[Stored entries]
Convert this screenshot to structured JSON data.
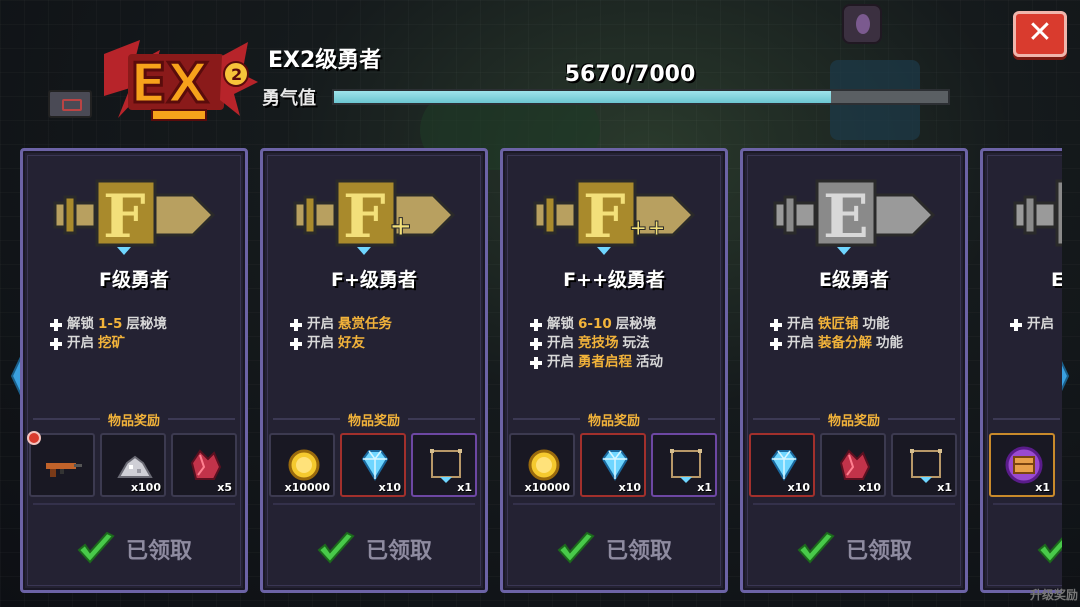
{
  "header": {
    "logo_text": "EX",
    "logo_level": "2",
    "rank_title": "EX2级勇者",
    "courage_label": "勇气值",
    "progress": {
      "current": 5670,
      "max": 7000,
      "text": "5670/7000"
    },
    "close_label": "✕"
  },
  "cards": [
    {
      "rank_letter": "F",
      "suffix": "",
      "name": "F级勇者",
      "perks": [
        [
          {
            "t": "解锁"
          },
          {
            "t": "1-5",
            "hl": true
          },
          {
            "t": "层秘境"
          }
        ],
        [
          {
            "t": "开启"
          },
          {
            "t": "挖矿",
            "hl": true
          }
        ]
      ],
      "reward_label": "物品奖励",
      "rewards": [
        {
          "icon": "rifle-icon",
          "qty": "",
          "frame": "plain",
          "badge": true
        },
        {
          "icon": "ore-pile-icon",
          "qty": "x100",
          "frame": "plain"
        },
        {
          "icon": "red-crystal-icon",
          "qty": "x5",
          "frame": "plain"
        }
      ],
      "status": "已领取"
    },
    {
      "rank_letter": "F",
      "suffix": "+",
      "name": "F+级勇者",
      "perks": [
        [
          {
            "t": "开启 "
          },
          {
            "t": "悬赏任务",
            "hl": true
          }
        ],
        [
          {
            "t": "开启 "
          },
          {
            "t": "好友",
            "hl": true
          }
        ]
      ],
      "reward_label": "物品奖励",
      "rewards": [
        {
          "icon": "gold-coin-icon",
          "qty": "x10000",
          "frame": "plain"
        },
        {
          "icon": "diamond-icon",
          "qty": "x10",
          "frame": "red"
        },
        {
          "icon": "frame-icon",
          "qty": "x1",
          "frame": "purple"
        }
      ],
      "status": "已领取"
    },
    {
      "rank_letter": "F",
      "suffix": "++",
      "name": "F++级勇者",
      "perks": [
        [
          {
            "t": "解锁"
          },
          {
            "t": "6-10",
            "hl": true
          },
          {
            "t": "层秘境"
          }
        ],
        [
          {
            "t": "开启"
          },
          {
            "t": "竞技场",
            "hl": true
          },
          {
            "t": "玩法"
          }
        ],
        [
          {
            "t": "开启"
          },
          {
            "t": "勇者启程",
            "hl": true
          },
          {
            "t": "活动"
          }
        ]
      ],
      "reward_label": "物品奖励",
      "rewards": [
        {
          "icon": "gold-coin-icon",
          "qty": "x10000",
          "frame": "plain"
        },
        {
          "icon": "diamond-icon",
          "qty": "x10",
          "frame": "red"
        },
        {
          "icon": "frame-icon",
          "qty": "x1",
          "frame": "purple"
        }
      ],
      "status": "已领取"
    },
    {
      "rank_letter": "E",
      "suffix": "",
      "name": "E级勇者",
      "perks": [
        [
          {
            "t": "开启 "
          },
          {
            "t": "铁匠铺",
            "hl": true
          },
          {
            "t": "功能"
          }
        ],
        [
          {
            "t": "开启"
          },
          {
            "t": "装备分解",
            "hl": true
          },
          {
            "t": "功能"
          }
        ]
      ],
      "reward_label": "物品奖励",
      "rewards": [
        {
          "icon": "diamond-icon",
          "qty": "x10",
          "frame": "red"
        },
        {
          "icon": "red-crystal-icon",
          "qty": "x10",
          "frame": "plain"
        },
        {
          "icon": "frame-icon",
          "qty": "x1",
          "frame": "plain"
        }
      ],
      "status": "已领取"
    },
    {
      "rank_letter": "E",
      "suffix": "+",
      "name": "E+级勇者",
      "perks": [
        [
          {
            "t": "开启"
          }
        ]
      ],
      "reward_label": "物品奖励",
      "rewards": [
        {
          "icon": "treasure-chest-icon",
          "qty": "x1",
          "frame": "orange"
        }
      ],
      "status": "已领取"
    }
  ],
  "nav": {
    "prev": "prev-page",
    "next": "next-page"
  },
  "bottom_hint": "升级奖励",
  "colors": {
    "accent": "#f2b33a",
    "card_border": "#6c63a6",
    "progress": "#6cc6d1",
    "close": "#d93b2e",
    "check": "#49c94a"
  }
}
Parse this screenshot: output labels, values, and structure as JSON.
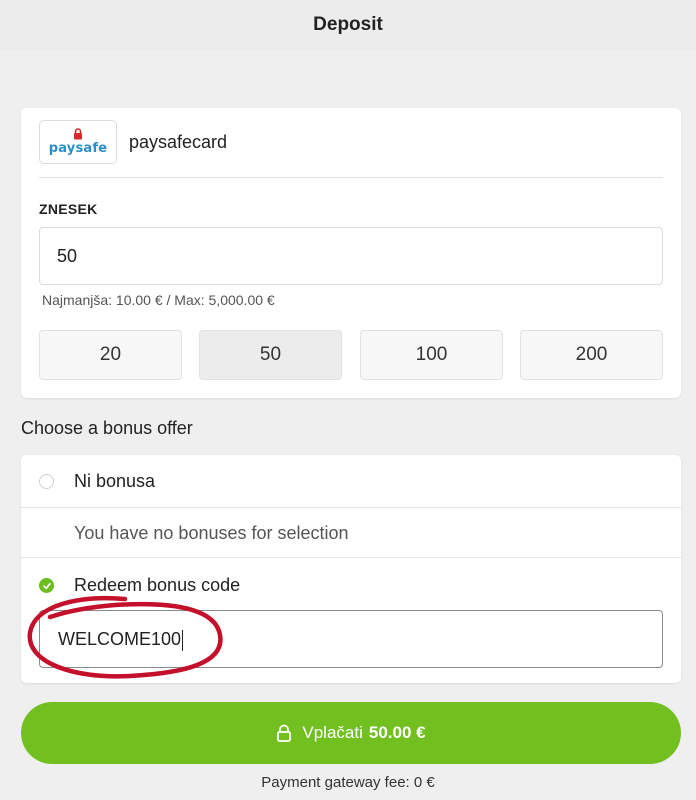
{
  "header": {
    "title": "Deposit"
  },
  "payment": {
    "logo_text": "paysafe",
    "method_name": "paysafecard",
    "amount_label": "ZNESEK",
    "amount_value": "50",
    "limits": "Najmanjša: 10.00 € / Max: 5,000.00 €",
    "quick_amounts": [
      "20",
      "50",
      "100",
      "200"
    ],
    "selected_quick": "50"
  },
  "bonus": {
    "title": "Choose a bonus offer",
    "no_bonus_label": "Ni bonusa",
    "empty_message": "You have no bonuses for selection",
    "redeem_label": "Redeem bonus code",
    "code_value": "WELCOME100"
  },
  "pay_button": {
    "label": "Vplačati",
    "amount": "50.00 €"
  },
  "fee": "Payment gateway fee: 0 €",
  "colors": {
    "accent_green": "#72c01f",
    "logo_blue": "#2d8fc8",
    "logo_red": "#d62828",
    "annotation": "#c4102a"
  }
}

**Exercise goal:** Each record above is to be restated exactly, with its pictures removed from the copy.

**Response to the task:**
Convert this screenshot to structured JSON data.
{
  "header": {
    "logo_text": "EX",
    "logo_level": "2",
    "rank_title": "EX2级勇者",
    "courage_label": "勇气值",
    "progress": {
      "current": 5670,
      "max": 7000,
      "text": "5670/7000"
    },
    "close_label": "✕"
  },
  "cards": [
    {
      "rank_letter": "F",
      "suffix": "",
      "name": "F级勇者",
      "perks": [
        [
          {
            "t": "解锁"
          },
          {
            "t": "1-5",
            "hl": true
          },
          {
            "t": "层秘境"
          }
        ],
        [
          {
            "t": "开启"
          },
          {
            "t": "挖矿",
            "hl": true
          }
        ]
      ],
      "reward_label": "物品奖励",
      "rewards": [
        {
          "icon": "rifle-icon",
          "qty": "",
          "frame": "plain",
          "badge": true
        },
        {
          "icon": "ore-pile-icon",
          "qty": "x100",
          "frame": "plain"
        },
        {
          "icon": "red-crystal-icon",
          "qty": "x5",
          "frame": "plain"
        }
      ],
      "status": "已领取"
    },
    {
      "rank_letter": "F",
      "suffix": "+",
      "name": "F+级勇者",
      "perks": [
        [
          {
            "t": "开启 "
          },
          {
            "t": "悬赏任务",
            "hl": true
          }
        ],
        [
          {
            "t": "开启 "
          },
          {
            "t": "好友",
            "hl": true
          }
        ]
      ],
      "reward_label": "物品奖励",
      "rewards": [
        {
          "icon": "gold-coin-icon",
          "qty": "x10000",
          "frame": "plain"
        },
        {
          "icon": "diamond-icon",
          "qty": "x10",
          "frame": "red"
        },
        {
          "icon": "frame-icon",
          "qty": "x1",
          "frame": "purple"
        }
      ],
      "status": "已领取"
    },
    {
      "rank_letter": "F",
      "suffix": "++",
      "name": "F++级勇者",
      "perks": [
        [
          {
            "t": "解锁"
          },
          {
            "t": "6-10",
            "hl": true
          },
          {
            "t": "层秘境"
          }
        ],
        [
          {
            "t": "开启"
          },
          {
            "t": "竞技场",
            "hl": true
          },
          {
            "t": "玩法"
          }
        ],
        [
          {
            "t": "开启"
          },
          {
            "t": "勇者启程",
            "hl": true
          },
          {
            "t": "活动"
          }
        ]
      ],
      "reward_label": "物品奖励",
      "rewards": [
        {
          "icon": "gold-coin-icon",
          "qty": "x10000",
          "frame": "plain"
        },
        {
          "icon": "diamond-icon",
          "qty": "x10",
          "frame": "red"
        },
        {
          "icon": "frame-icon",
          "qty": "x1",
          "frame": "purple"
        }
      ],
      "status": "已领取"
    },
    {
      "rank_letter": "E",
      "suffix": "",
      "name": "E级勇者",
      "perks": [
        [
          {
            "t": "开启 "
          },
          {
            "t": "铁匠铺",
            "hl": true
          },
          {
            "t": "功能"
          }
        ],
        [
          {
            "t": "开启"
          },
          {
            "t": "装备分解",
            "hl": true
          },
          {
            "t": "功能"
          }
        ]
      ],
      "reward_label": "物品奖励",
      "rewards": [
        {
          "icon": "diamond-icon",
          "qty": "x10",
          "frame": "red"
        },
        {
          "icon": "red-crystal-icon",
          "qty": "x10",
          "frame": "plain"
        },
        {
          "icon": "frame-icon",
          "qty": "x1",
          "frame": "plain"
        }
      ],
      "status": "已领取"
    },
    {
      "rank_letter": "E",
      "suffix": "+",
      "name": "E+级勇者",
      "perks": [
        [
          {
            "t": "开启"
          }
        ]
      ],
      "reward_label": "物品奖励",
      "rewards": [
        {
          "icon": "treasure-chest-icon",
          "qty": "x1",
          "frame": "orange"
        }
      ],
      "status": "已领取"
    }
  ],
  "nav": {
    "prev": "prev-page",
    "next": "next-page"
  },
  "bottom_hint": "升级奖励",
  "colors": {
    "accent": "#f2b33a",
    "card_border": "#6c63a6",
    "progress": "#6cc6d1",
    "close": "#d93b2e",
    "check": "#49c94a"
  }
}
Parse this screenshot: output labels, values, and structure as JSON.
{
  "header": {
    "title": "Deposit"
  },
  "payment": {
    "logo_text": "paysafe",
    "method_name": "paysafecard",
    "amount_label": "ZNESEK",
    "amount_value": "50",
    "limits": "Najmanjša: 10.00 € / Max: 5,000.00 €",
    "quick_amounts": [
      "20",
      "50",
      "100",
      "200"
    ],
    "selected_quick": "50"
  },
  "bonus": {
    "title": "Choose a bonus offer",
    "no_bonus_label": "Ni bonusa",
    "empty_message": "You have no bonuses for selection",
    "redeem_label": "Redeem bonus code",
    "code_value": "WELCOME100"
  },
  "pay_button": {
    "label": "Vplačati",
    "amount": "50.00 €"
  },
  "fee": "Payment gateway fee: 0 €",
  "colors": {
    "accent_green": "#72c01f",
    "logo_blue": "#2d8fc8",
    "logo_red": "#d62828",
    "annotation": "#c4102a"
  }
}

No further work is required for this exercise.